» Items
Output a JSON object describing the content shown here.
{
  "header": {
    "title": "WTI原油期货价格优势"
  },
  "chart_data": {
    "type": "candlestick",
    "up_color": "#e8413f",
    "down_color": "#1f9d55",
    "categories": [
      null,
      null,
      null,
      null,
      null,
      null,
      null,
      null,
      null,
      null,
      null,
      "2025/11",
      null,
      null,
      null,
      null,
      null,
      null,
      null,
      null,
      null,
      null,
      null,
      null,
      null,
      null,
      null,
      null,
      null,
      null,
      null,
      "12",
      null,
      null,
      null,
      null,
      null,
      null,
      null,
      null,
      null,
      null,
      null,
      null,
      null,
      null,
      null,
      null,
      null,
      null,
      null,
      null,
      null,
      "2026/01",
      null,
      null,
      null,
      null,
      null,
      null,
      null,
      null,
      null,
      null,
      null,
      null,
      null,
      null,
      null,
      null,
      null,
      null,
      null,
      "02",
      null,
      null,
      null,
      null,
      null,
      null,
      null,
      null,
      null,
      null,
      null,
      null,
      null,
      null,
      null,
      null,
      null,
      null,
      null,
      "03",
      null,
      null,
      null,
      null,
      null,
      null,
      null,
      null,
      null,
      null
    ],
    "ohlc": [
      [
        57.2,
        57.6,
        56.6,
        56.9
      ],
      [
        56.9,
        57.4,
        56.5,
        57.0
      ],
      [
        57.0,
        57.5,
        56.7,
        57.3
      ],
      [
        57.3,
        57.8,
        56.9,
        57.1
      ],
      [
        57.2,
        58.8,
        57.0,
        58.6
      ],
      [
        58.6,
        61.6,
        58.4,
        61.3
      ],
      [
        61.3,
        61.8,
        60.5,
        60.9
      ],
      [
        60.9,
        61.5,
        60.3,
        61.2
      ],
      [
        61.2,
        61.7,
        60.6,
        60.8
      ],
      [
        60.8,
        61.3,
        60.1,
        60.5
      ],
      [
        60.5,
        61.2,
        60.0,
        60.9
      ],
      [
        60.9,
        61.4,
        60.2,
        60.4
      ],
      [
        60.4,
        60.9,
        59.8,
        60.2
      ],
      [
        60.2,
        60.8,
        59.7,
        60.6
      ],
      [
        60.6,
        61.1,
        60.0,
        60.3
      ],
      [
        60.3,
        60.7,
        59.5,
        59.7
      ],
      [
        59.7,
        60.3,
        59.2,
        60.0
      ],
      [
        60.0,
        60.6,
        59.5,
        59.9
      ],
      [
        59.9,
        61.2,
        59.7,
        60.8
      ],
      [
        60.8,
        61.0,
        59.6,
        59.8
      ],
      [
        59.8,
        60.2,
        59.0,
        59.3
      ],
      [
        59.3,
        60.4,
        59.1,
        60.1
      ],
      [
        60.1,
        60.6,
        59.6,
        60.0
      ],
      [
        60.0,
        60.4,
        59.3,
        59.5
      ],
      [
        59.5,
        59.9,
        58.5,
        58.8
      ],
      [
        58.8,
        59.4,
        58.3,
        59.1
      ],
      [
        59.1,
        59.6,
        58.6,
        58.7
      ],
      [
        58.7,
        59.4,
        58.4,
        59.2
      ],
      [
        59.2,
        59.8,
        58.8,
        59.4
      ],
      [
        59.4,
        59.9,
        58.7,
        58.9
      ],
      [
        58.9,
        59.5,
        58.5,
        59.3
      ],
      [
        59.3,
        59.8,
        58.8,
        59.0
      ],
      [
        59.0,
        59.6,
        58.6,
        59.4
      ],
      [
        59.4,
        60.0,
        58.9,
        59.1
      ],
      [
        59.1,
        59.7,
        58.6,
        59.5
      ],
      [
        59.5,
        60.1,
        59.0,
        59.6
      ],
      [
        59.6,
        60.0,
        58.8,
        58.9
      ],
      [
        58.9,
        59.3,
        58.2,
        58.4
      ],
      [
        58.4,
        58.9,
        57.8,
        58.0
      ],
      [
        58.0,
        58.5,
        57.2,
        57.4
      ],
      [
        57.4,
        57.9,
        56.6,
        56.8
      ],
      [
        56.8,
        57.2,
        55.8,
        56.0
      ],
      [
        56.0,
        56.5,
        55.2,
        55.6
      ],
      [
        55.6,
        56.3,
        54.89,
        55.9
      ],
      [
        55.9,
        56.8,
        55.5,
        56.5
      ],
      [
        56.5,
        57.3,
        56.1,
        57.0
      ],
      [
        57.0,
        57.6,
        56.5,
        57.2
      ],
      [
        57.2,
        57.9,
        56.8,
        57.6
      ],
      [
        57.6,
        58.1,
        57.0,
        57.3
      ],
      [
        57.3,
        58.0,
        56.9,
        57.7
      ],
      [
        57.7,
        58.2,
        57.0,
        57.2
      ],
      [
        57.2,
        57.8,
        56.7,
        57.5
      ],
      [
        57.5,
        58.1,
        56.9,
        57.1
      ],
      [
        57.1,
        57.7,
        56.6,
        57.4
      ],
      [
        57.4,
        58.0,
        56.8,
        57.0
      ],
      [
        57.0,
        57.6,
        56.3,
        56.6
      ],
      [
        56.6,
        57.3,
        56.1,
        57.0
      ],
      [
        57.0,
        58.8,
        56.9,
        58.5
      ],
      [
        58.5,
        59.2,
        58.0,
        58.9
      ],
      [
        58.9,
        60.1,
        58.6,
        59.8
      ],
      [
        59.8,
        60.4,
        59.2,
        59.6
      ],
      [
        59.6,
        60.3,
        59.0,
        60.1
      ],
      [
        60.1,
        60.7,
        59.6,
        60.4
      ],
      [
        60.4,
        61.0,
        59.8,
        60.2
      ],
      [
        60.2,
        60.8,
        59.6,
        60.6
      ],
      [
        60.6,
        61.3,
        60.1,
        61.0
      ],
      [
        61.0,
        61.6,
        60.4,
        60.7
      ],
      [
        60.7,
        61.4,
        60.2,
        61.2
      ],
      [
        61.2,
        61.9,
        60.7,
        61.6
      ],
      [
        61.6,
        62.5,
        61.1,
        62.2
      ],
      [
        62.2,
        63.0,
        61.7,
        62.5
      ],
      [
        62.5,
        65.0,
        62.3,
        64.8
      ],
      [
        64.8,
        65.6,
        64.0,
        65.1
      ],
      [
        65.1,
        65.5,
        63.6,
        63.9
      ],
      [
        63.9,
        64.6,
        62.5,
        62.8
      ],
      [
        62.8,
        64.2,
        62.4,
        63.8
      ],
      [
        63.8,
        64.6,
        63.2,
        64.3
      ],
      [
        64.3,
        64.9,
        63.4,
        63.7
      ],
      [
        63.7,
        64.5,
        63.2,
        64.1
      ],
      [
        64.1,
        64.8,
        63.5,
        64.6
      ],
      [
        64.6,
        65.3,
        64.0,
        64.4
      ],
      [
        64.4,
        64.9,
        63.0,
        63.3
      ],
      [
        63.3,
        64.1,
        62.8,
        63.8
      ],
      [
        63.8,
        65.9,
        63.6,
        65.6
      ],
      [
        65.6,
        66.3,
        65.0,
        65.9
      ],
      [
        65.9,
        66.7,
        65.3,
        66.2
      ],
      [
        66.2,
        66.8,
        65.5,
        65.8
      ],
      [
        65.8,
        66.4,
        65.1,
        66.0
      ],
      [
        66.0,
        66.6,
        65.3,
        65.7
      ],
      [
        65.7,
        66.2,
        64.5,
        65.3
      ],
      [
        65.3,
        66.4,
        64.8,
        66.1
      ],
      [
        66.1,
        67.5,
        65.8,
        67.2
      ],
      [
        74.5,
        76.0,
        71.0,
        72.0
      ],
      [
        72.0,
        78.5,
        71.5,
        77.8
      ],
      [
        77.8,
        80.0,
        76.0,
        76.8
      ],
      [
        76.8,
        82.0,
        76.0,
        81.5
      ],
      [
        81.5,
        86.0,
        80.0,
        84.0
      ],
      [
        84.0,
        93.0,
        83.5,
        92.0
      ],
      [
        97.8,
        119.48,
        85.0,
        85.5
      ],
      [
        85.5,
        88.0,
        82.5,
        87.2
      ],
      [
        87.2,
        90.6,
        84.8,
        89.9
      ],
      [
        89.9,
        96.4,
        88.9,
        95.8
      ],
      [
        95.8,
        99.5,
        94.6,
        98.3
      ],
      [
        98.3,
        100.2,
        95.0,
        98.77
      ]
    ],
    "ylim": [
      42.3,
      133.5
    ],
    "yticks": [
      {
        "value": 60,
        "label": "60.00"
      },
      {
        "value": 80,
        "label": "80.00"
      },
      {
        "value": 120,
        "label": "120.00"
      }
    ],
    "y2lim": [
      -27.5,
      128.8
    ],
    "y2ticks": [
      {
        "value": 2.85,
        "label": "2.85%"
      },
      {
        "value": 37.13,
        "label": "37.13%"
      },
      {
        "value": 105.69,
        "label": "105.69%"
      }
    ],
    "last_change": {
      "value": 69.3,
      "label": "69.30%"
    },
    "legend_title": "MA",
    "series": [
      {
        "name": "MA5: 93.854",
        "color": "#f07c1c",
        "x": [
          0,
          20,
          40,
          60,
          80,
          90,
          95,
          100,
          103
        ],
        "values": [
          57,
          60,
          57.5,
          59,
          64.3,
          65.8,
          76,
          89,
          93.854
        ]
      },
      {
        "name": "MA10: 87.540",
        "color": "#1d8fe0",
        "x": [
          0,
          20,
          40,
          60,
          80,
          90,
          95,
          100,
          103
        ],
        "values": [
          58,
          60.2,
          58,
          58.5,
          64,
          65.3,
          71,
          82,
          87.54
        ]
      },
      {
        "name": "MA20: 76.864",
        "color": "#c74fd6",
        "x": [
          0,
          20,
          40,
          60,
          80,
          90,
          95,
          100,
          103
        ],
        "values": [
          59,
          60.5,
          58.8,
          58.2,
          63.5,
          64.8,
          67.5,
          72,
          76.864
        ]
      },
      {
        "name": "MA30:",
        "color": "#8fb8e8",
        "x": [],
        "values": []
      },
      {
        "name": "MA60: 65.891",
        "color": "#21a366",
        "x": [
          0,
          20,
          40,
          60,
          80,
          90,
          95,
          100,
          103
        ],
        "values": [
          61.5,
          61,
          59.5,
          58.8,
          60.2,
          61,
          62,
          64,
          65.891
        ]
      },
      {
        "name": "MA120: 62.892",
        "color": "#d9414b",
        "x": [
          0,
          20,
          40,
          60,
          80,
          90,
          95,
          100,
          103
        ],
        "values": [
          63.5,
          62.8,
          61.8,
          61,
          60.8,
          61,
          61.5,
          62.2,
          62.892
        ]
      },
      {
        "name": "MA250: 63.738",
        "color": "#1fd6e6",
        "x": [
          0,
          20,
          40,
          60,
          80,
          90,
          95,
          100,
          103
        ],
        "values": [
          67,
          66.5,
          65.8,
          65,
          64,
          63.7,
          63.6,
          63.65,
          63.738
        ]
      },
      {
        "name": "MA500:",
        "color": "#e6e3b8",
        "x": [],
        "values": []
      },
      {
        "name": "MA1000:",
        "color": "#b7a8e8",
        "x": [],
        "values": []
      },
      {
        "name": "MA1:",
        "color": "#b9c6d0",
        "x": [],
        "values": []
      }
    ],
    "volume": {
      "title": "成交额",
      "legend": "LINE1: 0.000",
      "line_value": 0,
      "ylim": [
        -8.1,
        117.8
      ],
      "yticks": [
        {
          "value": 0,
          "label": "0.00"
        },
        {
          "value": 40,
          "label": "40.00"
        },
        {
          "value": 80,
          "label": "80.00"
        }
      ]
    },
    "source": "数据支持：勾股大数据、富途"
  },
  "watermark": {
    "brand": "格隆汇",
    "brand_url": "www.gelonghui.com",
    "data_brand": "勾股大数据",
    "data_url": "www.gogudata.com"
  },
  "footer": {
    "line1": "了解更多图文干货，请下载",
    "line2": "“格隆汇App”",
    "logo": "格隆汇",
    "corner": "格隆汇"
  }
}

» What you need to do
Go through the listing above and list every line that has the word "name".

» Answer to the problem
        "name": "MA5: 93.854",
        "name": "MA10: 87.540",
        "name": "MA20: 76.864",
        "name": "MA30:",
        "name": "MA60: 65.891",
        "name": "MA120: 62.892",
        "name": "MA250: 63.738",
        "name": "MA500:",
        "name": "MA1000:",
        "name": "MA1:",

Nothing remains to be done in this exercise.